- **YOUR GOAL**
Return each line that holds the word "color".

--- WORKING DATA ---

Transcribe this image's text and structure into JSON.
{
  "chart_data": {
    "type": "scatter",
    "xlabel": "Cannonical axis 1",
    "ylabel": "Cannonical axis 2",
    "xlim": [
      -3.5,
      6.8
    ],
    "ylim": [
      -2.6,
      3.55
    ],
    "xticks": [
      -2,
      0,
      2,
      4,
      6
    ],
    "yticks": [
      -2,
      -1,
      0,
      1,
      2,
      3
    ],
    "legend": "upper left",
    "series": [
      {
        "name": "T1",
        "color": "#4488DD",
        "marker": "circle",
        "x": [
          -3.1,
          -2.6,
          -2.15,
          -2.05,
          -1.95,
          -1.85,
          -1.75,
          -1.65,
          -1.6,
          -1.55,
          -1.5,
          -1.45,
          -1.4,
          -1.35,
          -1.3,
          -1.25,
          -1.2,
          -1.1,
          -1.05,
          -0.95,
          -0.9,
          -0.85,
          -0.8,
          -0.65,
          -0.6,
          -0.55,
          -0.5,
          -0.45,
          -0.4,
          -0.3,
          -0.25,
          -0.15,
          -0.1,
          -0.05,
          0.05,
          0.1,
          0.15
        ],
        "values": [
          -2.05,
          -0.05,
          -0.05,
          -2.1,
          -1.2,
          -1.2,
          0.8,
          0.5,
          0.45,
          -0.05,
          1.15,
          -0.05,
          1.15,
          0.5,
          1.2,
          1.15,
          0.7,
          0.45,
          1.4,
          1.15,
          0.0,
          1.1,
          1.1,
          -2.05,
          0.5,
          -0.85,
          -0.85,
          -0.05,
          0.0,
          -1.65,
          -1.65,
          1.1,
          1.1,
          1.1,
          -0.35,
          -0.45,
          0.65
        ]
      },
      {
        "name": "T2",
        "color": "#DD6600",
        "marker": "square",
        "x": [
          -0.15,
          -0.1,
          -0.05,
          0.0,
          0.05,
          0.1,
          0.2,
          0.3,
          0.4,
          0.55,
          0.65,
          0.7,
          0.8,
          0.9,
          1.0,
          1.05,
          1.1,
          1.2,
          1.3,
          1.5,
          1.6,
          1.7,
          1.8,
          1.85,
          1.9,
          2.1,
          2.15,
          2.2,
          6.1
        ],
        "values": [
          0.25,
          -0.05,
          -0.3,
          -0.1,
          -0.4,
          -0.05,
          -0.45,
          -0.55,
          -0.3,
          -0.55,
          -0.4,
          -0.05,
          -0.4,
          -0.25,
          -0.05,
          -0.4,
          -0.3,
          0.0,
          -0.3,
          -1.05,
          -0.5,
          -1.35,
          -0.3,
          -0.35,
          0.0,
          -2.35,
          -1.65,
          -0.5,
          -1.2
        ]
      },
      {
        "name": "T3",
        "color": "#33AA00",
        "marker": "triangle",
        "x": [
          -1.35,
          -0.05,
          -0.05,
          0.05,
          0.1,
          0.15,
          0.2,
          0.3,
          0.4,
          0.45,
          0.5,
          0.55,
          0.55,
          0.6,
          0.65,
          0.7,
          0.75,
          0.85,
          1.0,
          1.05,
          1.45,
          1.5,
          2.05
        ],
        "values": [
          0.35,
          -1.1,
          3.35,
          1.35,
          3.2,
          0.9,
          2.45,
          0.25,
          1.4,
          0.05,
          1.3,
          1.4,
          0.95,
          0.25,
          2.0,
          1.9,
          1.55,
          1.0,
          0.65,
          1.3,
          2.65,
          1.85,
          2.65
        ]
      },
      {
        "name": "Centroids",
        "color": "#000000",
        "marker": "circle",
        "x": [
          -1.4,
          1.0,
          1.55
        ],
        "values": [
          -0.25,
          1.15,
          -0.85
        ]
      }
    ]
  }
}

---

- **REPLY**
        "color": "#4488DD",
        "color": "#DD6600",
        "color": "#33AA00",
        "color": "#000000",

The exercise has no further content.